◆ **GIVEN TASK**
Among these lines, how many include "лесополосы"? Answer only with the number.

◆ **Extracted records**
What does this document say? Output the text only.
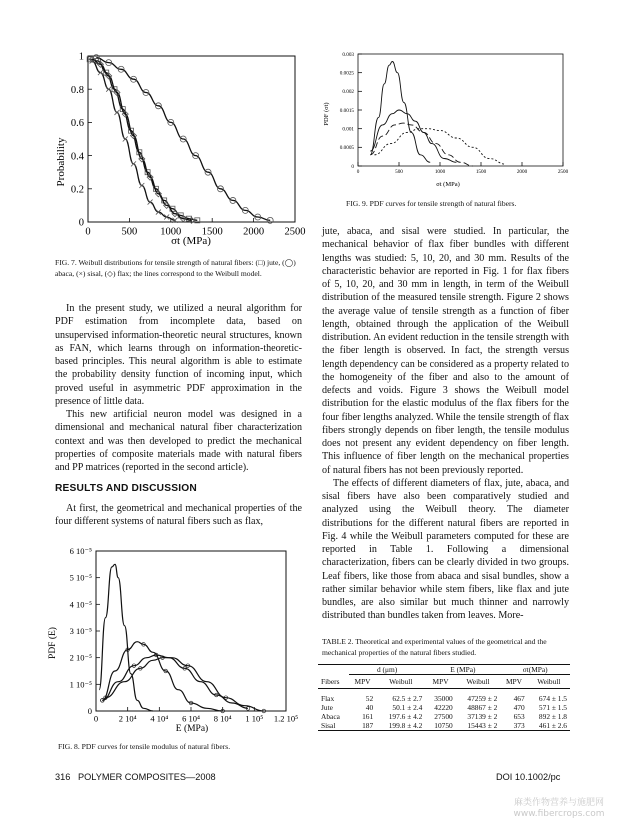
Probability
0	500 1000 1500 2000 2500
0
0.2
0.4
0.6
0.8
1
σt (MPa)
FIG. 7. Weibull distributions for tensile strength of natural fibers: (□) jute, (◯) abaca, (×) sisal, (◇) flax; the lines correspond to the Weibull model.
PDF (σt)
0	500	1000	1500	2000	2500
0
0.0005
0.001
0.0015
0.002
0.0025
0.003
σt (MPa)
FIG. 9. PDF curves for tensile strength of natural fibers.

In the present study, we utilized a neural algorithm for PDF estimation from incomplete data, based on unsupervised information-theoretic neural structures, known as FAN, which learns through on information-theoretic-based principles. This neural algorithm is able to estimate the probability density function of incoming input, which proved useful in asymmetric PDF approximation in the presence of little data.

This new artificial neuron model was designed in a dimensional and mechanical natural fiber characterization context and was then developed to predict the mechanical properties of composite materials made with natural fibers and PP matrices (reported in the second article).

RESULTS AND DISCUSSION

At first, the geometrical and mechanical properties of the four different systems of natural fibers such as flax,

PDF (E)
0 2 10⁴ 4 10⁴ 6 10⁴ 8 10⁴ 1 10⁵ 1.2 10⁵
0
1 10⁻⁵
2 10⁻⁵
3 10⁻⁵
4 10⁻⁵
5 10⁻⁵
6 10⁻⁵
E (MPa)
FIG. 8. PDF curves for tensile modulus of natural fibers.

jute, abaca, and sisal were studied. In particular, the mechanical behavior of flax fiber bundles with different lengths was studied: 5, 10, 20, and 30 mm. Results of the characteristic behavior are reported in Fig. 1 for flax fibers of 5, 10, 20, and 30 mm in length, in term of the Weibull distribution of the measured tensile strength. Figure 2 shows the average value of tensile strength as a function of fiber length, obtained through the application of the Weibull distribution. An evident reduction in the tensile strength with the fiber length is observed. In fact, the strength versus length dependency can be considered as a property related to the homogeneity of the fiber and also to the amount of defects and voids. Figure 3 shows the Weibull model distribution for the elastic modulus of the flax fibers for the four fiber lengths analyzed. While the tensile strength of flax fibers strongly depends on fiber length, the tensile modulus does not present any evident dependency on fiber length. This influence of fiber length on the mechanical properties of natural fibers has not been previously reported.

The effects of different diameters of flax, jute, abaca, and sisal fibers have also been comparatively studied and analyzed using the Weibull theory. The diameter distributions for the different natural fibers are reported in Fig. 4 while the Weibull parameters computed for these are reported in Table 1. Following a dimensional characterization, fibers can be clearly divided in two groups. Leaf fibers, like those from abaca and sisal bundles, show a rather similar behavior while stem fibers, like flax and jute bundles, are also similar but much thinner and narrowly distributed than bundles taken from leaves. More-

TABLE 2. Theoretical and experimental values of the geometrical and the mechanical properties of the natural fibers studied.
	d (μm)		E (MPa)		σt(MPa)	
Fibers	MPV	Weibull	MPV	Weibull	MPV	Weibull

Flax	52	62.5 ± 2.7	35000	47259 ± 2	467	674 ± 1.5
Jute	40	50.1 ± 2.4	42220	48867 ± 2	470	571 ± 1.5
Abaca	161	197.6 ± 4.2	27500	37139 ± 2	653	892 ± 1.8
Sisal	187	199.8 ± 4.2	10750	15443 ± 2	373	461 ± 2.6
316   POLYMER COMPOSITES—2008	DOI 10.1002/pc
麻类作物营养与施肥网
www.fibercrops.com
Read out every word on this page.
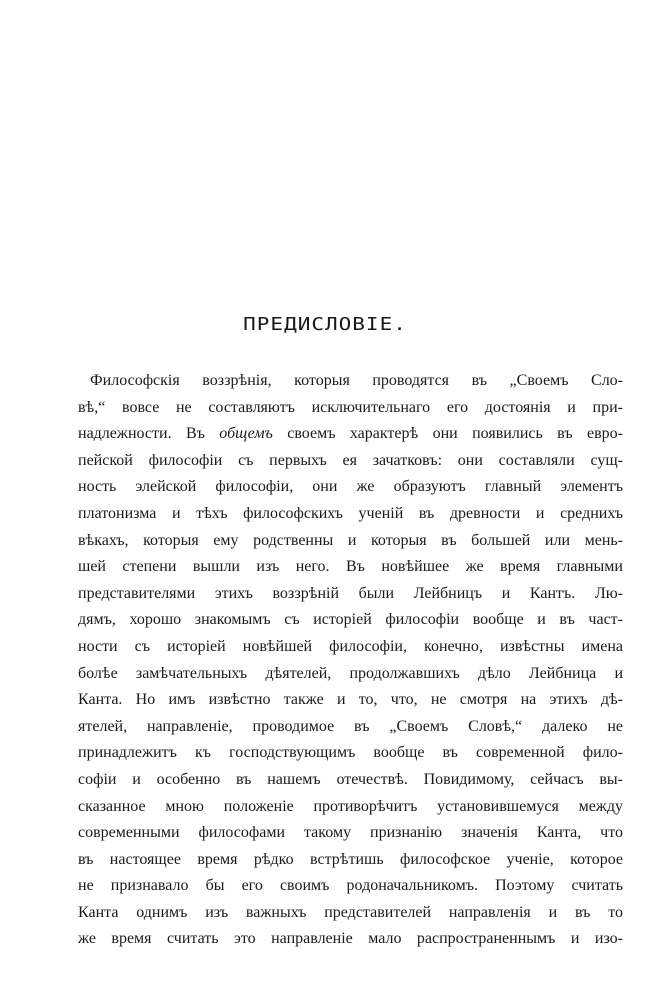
ПРЕДИСЛОВІЕ.
Философскія воззрѣнія, которыя проводятся въ „Своемъ Сло-
вѣ,“ вовсе не составляютъ исключительнаго его достоянія и при-
надлежности. Въ общемъ своемъ характерѣ они появились въ евро-
пейской философіи съ первыхъ ея зачатковъ: они составляли сущ-
ность элейской философіи, они же образуютъ главный элементъ
платонизма и тѣхъ философскихъ ученій въ древности и среднихъ
вѣкахъ, которыя ему родственны и которыя въ большей или мень-
шей степени вышли изъ него. Въ новѣйшее же время главными
представителями этихъ воззрѣній были Лейбницъ и Кантъ. Лю-
дямъ, хорошо знакомымъ съ исторіей философіи вообще и въ част-
ности съ исторіей новѣйшей философіи, конечно, извѣстны имена
болѣе замѣчательныхъ дѣятелей, продолжавшихъ дѣло Лейбница и
Канта. Но имъ извѣстно также и то, что, не смотря на этихъ дѣ-
ятелей, направленіе, проводимое въ „Своемъ Словѣ,“ далеко не
принадлежитъ къ господствующимъ вообще въ современной фило-
софіи и особенно въ нашемъ отечествѣ. Повидимому, сейчасъ вы-
сказанное мною положеніе противорѣчитъ установившемуся между
современными философами такому признанію значенія Канта, что
въ настоящее время рѣдко встрѣтишь философское ученіе, которое
не признавало бы его своимъ родоначальникомъ. Поэтому считать
Канта однимъ изъ важныхъ представителей направленія и въ то
же время считать это направленіе мало распространеннымъ и изо-
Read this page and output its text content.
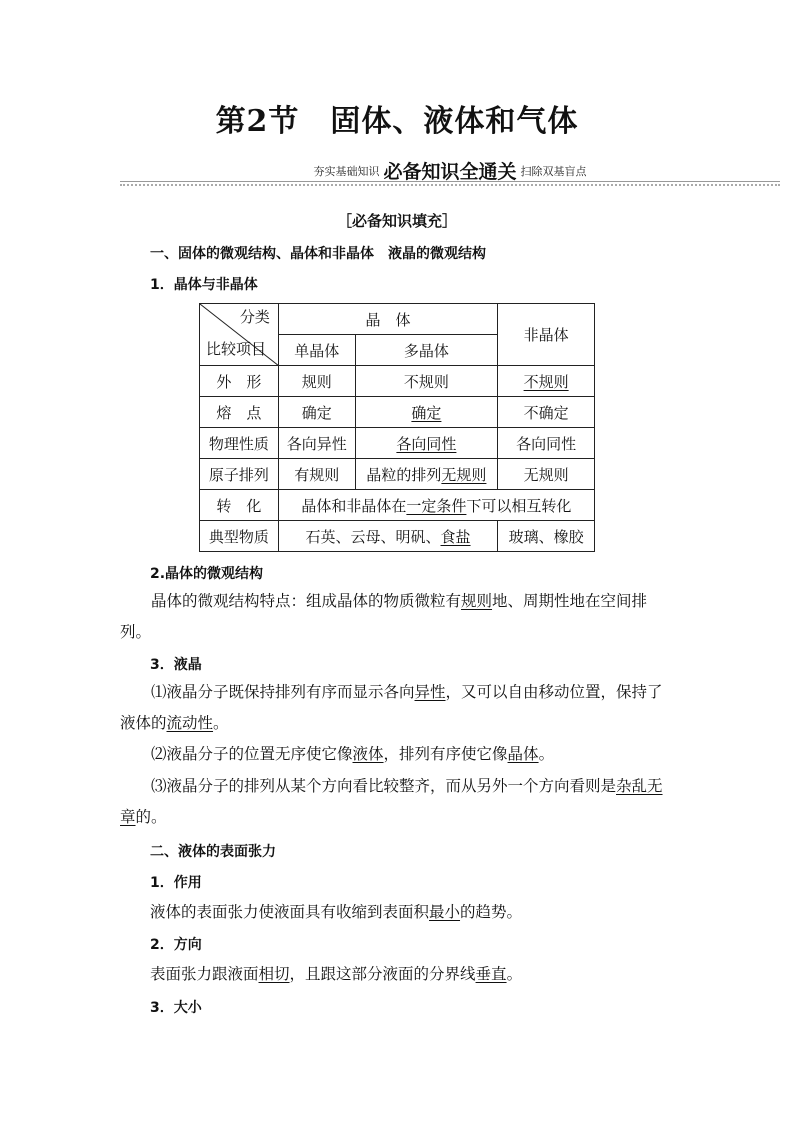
第2节　固体、液体和气体
夯实基础知识 必备知识全通关 扫除双基盲点
［必备知识填充］
一、固体的微观结构、晶体和非晶体　液晶的微观结构
1．晶体与非晶体
分类
比较项目	晶　体		非晶体
	单晶体	多晶体	
外　形	规则	不规则	不规则
熔　点	确定	确定	不确定
物理性质	各向异性	各向同性	各向同性
原子排列	有规则	晶粒的排列无规则	无规则
转　化	晶体和非晶体在一定条件下可以相互转化		
典型物质	石英、云母、明矾、食盐		玻璃、橡胶
2.晶体的微观结构
晶体的微观结构特点：组成晶体的物质微粒有规则地、周期性地在空间排列。
3．液晶
⑴液晶分子既保持排列有序而显示各向异性，又可以自由移动位置，保持了液体的流动性。
⑵液晶分子的位置无序使它像液体，排列有序使它像晶体。
⑶液晶分子的排列从某个方向看比较整齐，而从另外一个方向看则是杂乱无章的。
二、液体的表面张力
1．作用
液体的表面张力使液面具有收缩到表面积最小的趋势。
2．方向
表面张力跟液面相切，且跟这部分液面的分界线垂直。
3．大小
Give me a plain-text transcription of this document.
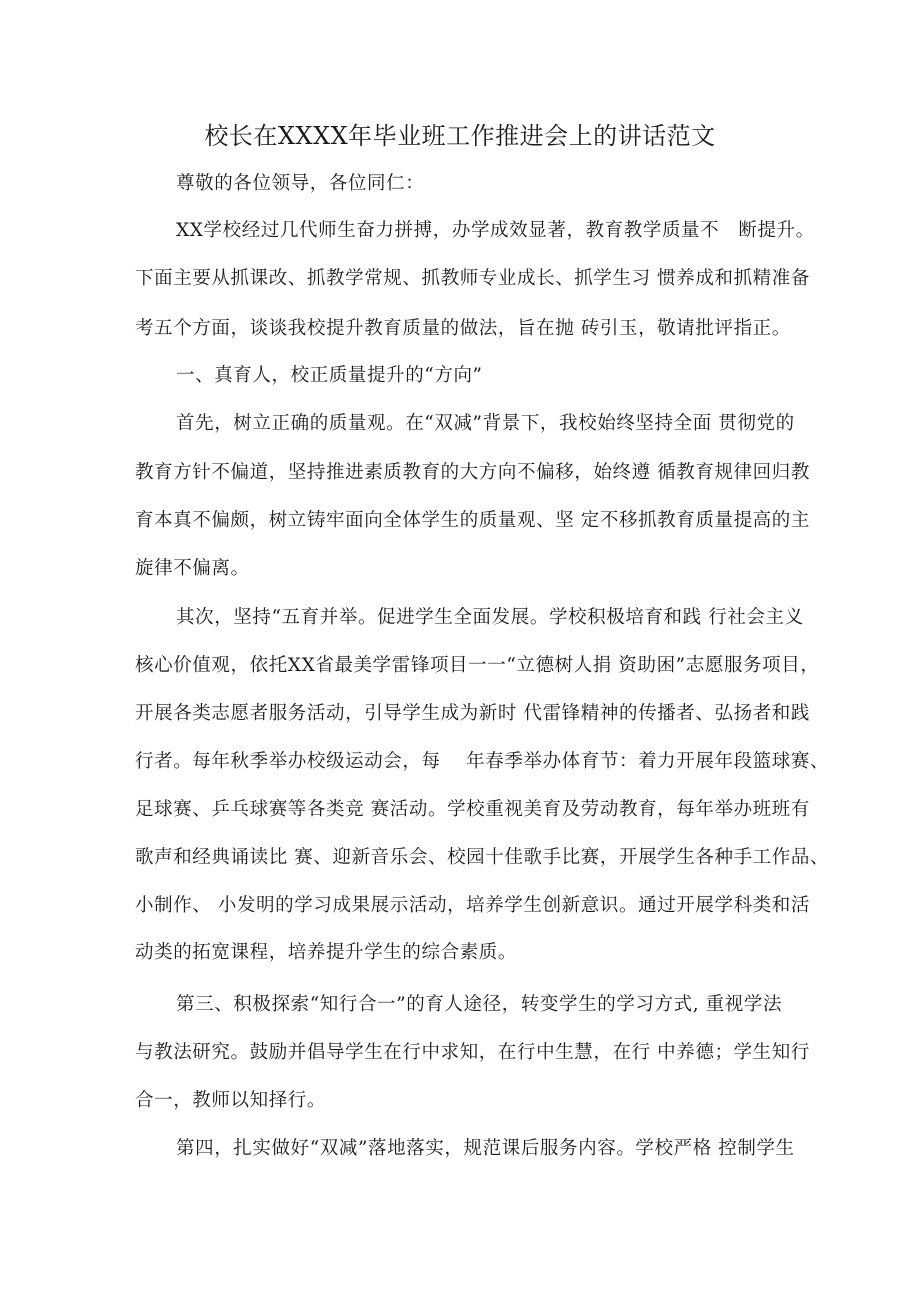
校长在XXXX年毕业班工作推进会上的讲话范文
尊敬的各位领导，各位同仁：
XX学校经过几代师生奋力拼搏，办学成效显著，教育教学质量不　断提升。
下面主要从抓课改、抓教学常规、抓教师专业成长、抓学生习 惯养成和抓精准备
考五个方面，谈谈我校提升教育质量的做法，旨在抛 砖引玉，敬请批评指正。
一、真育人，校正质量提升的“方向”
首先，树立正确的质量观。在“双减”背景下，我校始终坚持全面 贯彻党的
教育方针不偏道，坚持推进素质教育的大方向不偏移，始终遵 循教育规律回归教
育本真不偏颇，树立铸牢面向全体学生的质量观、坚 定不移抓教育质量提高的主
旋律不偏离。
其次，坚持“五育并举。促进学生全面发展。学校积极培育和践 行社会主义
核心价值观，依托XX省最美学雷锋项目一一“立德树人捐 资助困”志愿服务项目，
开展各类志愿者服务活动，引导学生成为新时 代雷锋精神的传播者、弘扬者和践
行者。每年秋季举办校级运动会，每　 年春季举办体育节：着力开展年段篮球赛、
足球赛、乒乓球赛等各类竞 赛活动。学校重视美育及劳动教育，每年举办班班有
歌声和经典诵读比 赛、迎新音乐会、校园十佳歌手比赛，开展学生各种手工作品、
小制作、 小发明的学习成果展示活动，培养学生创新意识。通过开展学科类和活
动类的拓宽课程，培养提升学生的综合素质。
第三、积极探索“知行合一”的育人途径，转变学生的学习方式, 重视学法
与教法研究。鼓励并倡导学生在行中求知，在行中生慧，在行 中养德；学生知行
合一，教师以知择行。
第四，扎实做好“双减”落地落实，规范课后服务内容。学校严格 控制学生
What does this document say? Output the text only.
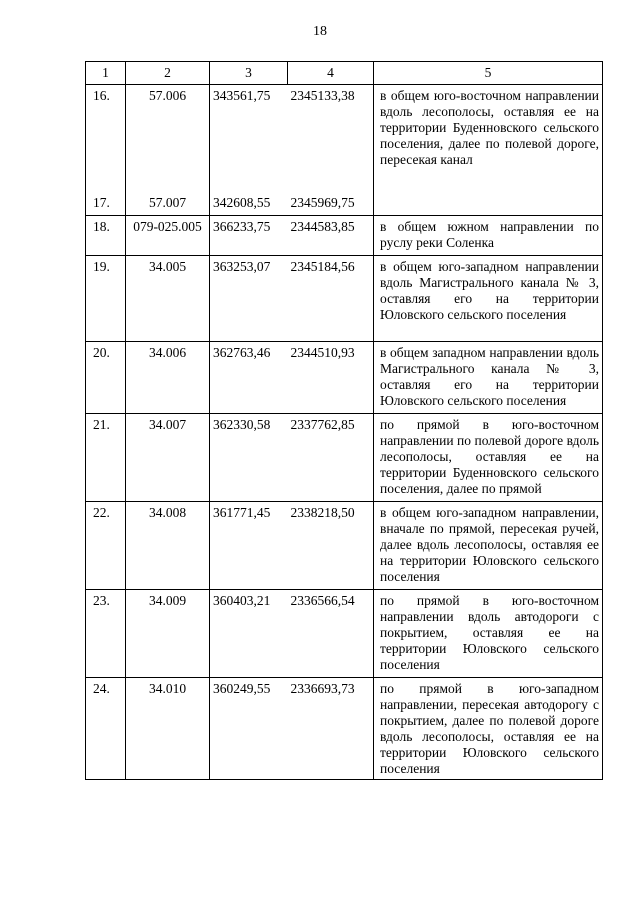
18
1	2	3	4	5
16.	57.006	343561,75	2345133,38	в общем юго-восточном направлении вдоль лесополосы, оставляя ее на территории Буденновского сельского поселения, далее по полевой дороге, пересекая канал
17.	57.007	342608,55	2345969,75	
18.	079-025.005	366233,75	2344583,85	в общем южном направлении по руслу реки Соленка
19.	34.005	363253,07	2345184,56	в общем юго-западном направлении вдоль Магистрального канала № 3, оставляя его на территории Юловского сельского поселения
20.	34.006	362763,46	2344510,93	в общем западном направлении вдоль Магистрального канала № 3, оставляя его на территории Юловского сельского поселения
21.	34.007	362330,58	2337762,85	по прямой в юго-восточном направлении по полевой дороге вдоль лесополосы, оставляя ее на территории Буденновского сельского поселения, далее по прямой
22.	34.008	361771,45	2338218,50	в общем юго-западном направлении, вначале по прямой, пересекая ручей, далее вдоль лесополосы, оставляя ее на территории Юловского сельского поселения
23.	34.009	360403,21	2336566,54	по прямой в юго-восточном направлении вдоль автодороги с покрытием, оставляя ее на территории Юловского сельского поселения
24.	34.010	360249,55	2336693,73	по прямой в юго-западном направлении, пересекая автодорогу с покрытием, далее по полевой дороге вдоль лесополосы, оставляя ее на территории Юловского сельского поселения
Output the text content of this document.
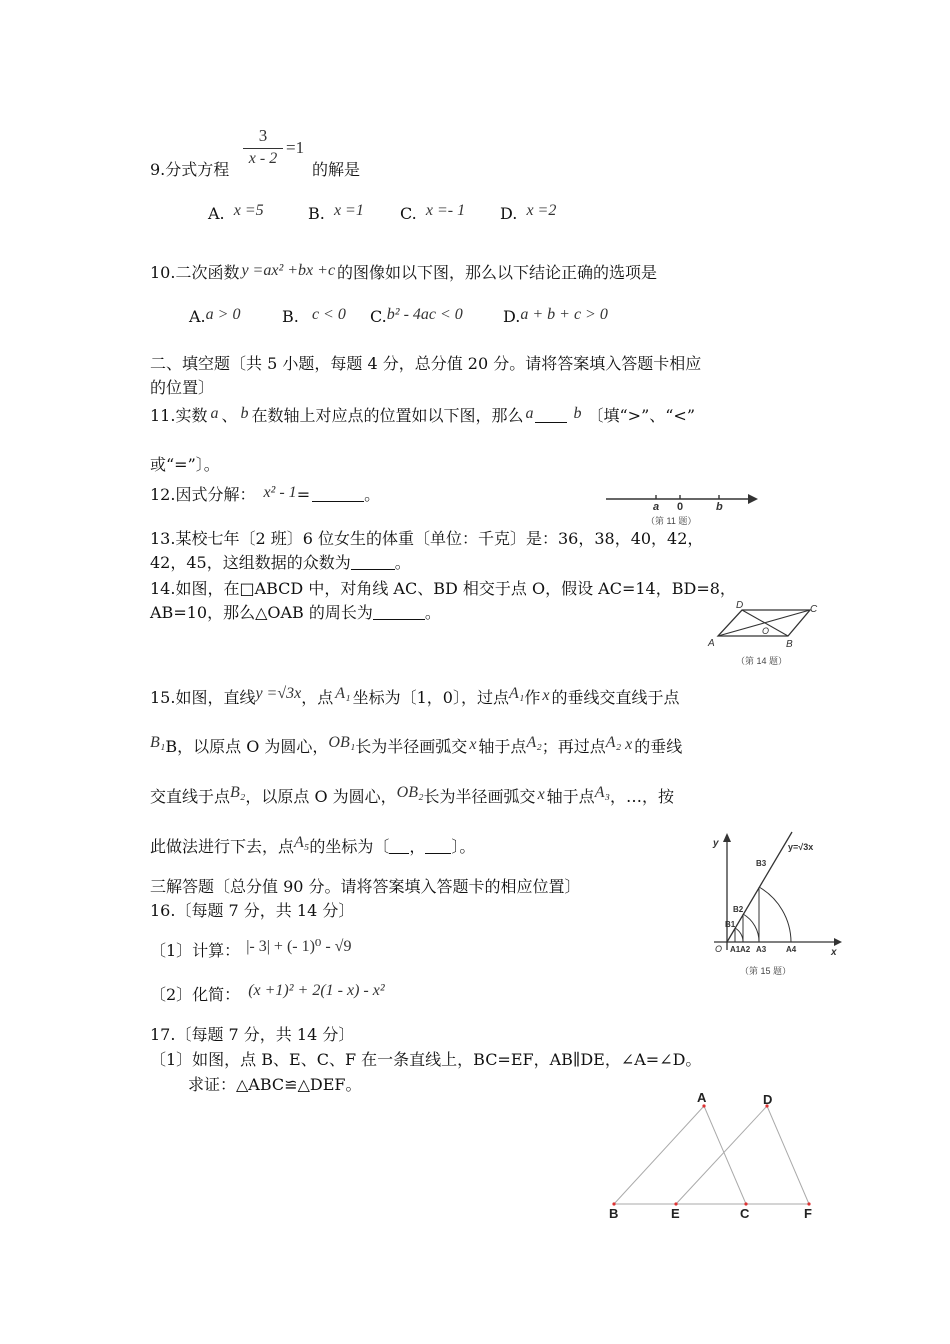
9.分式方程
3
x - 2
=1
的解是
A. x =5	B. x =1 C. x =- 1 D. x =2
10.二次函数 y =ax² +bx +c 的图像如以下图，那么以下结论正确的选项是
A.a > 0	B. c < 0 C.b² - 4ac < 0	D.a + b + c > 0
二、填空题〔共 5 小题，每题 4 分，总分值 20 分。请将答案填入答题卡相应
的位置〕
11.实数 a 、 b 在数轴上对应点的位置如以下图，那么 a	b 〔填“>”、“<”
或“=”〕。
a 0	b
（第 11 题）
12.因式分解： x² - 1=	。
13.某校七年〔2 班〕6 位女生的体重〔单位：千克〕是：36，38，40，42，
42，45，这组数据的众数为	。
14.如图，在□ABCD 中，对角线 AC、BD 相交于点 O，假设 AC=14，BD=8，
AB=10，那么△OAB 的周长为	。
A	B
C
D
O
（第 14 题）
15.如图，直线y =√3x，点 A₁ 坐标为〔1，0〕，过点A₁作 x 的垂线交直线于点
B₁B，以原点 O 为圆心，OB₁长为半径画弧交 x 轴于点A₂；再过点A₂ x 的垂线
交直线于点B₂，以原点 O 为圆心，OB₂长为半径画弧交 x 轴于点A₃，…，按
此做法进行下去，点A₅的坐标为〔 ， 〕。	y
x
O
y=√3x
A1 A2 A3 A4
B1
B2
B3
（第 15 题）
三解答题〔总分值 90 分。请将答案填入答题卡的相应位置〕
16.〔每题 7 分，共 14 分〕
〔1〕计算： |- 3| + (- 1)⁰ - √9
〔2〕化简： (x +1)² + 2(1 - x) - x²
17.〔每题 7 分，共 14 分〕
〔1〕如图，点 B、E、C、F 在一条直线上，BC=EF，AB∥DE，∠A=∠D。
求证：△ABC≌△DEF。
A	D
B	E	C	F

◆ **EXPECTED OUTPUT**
4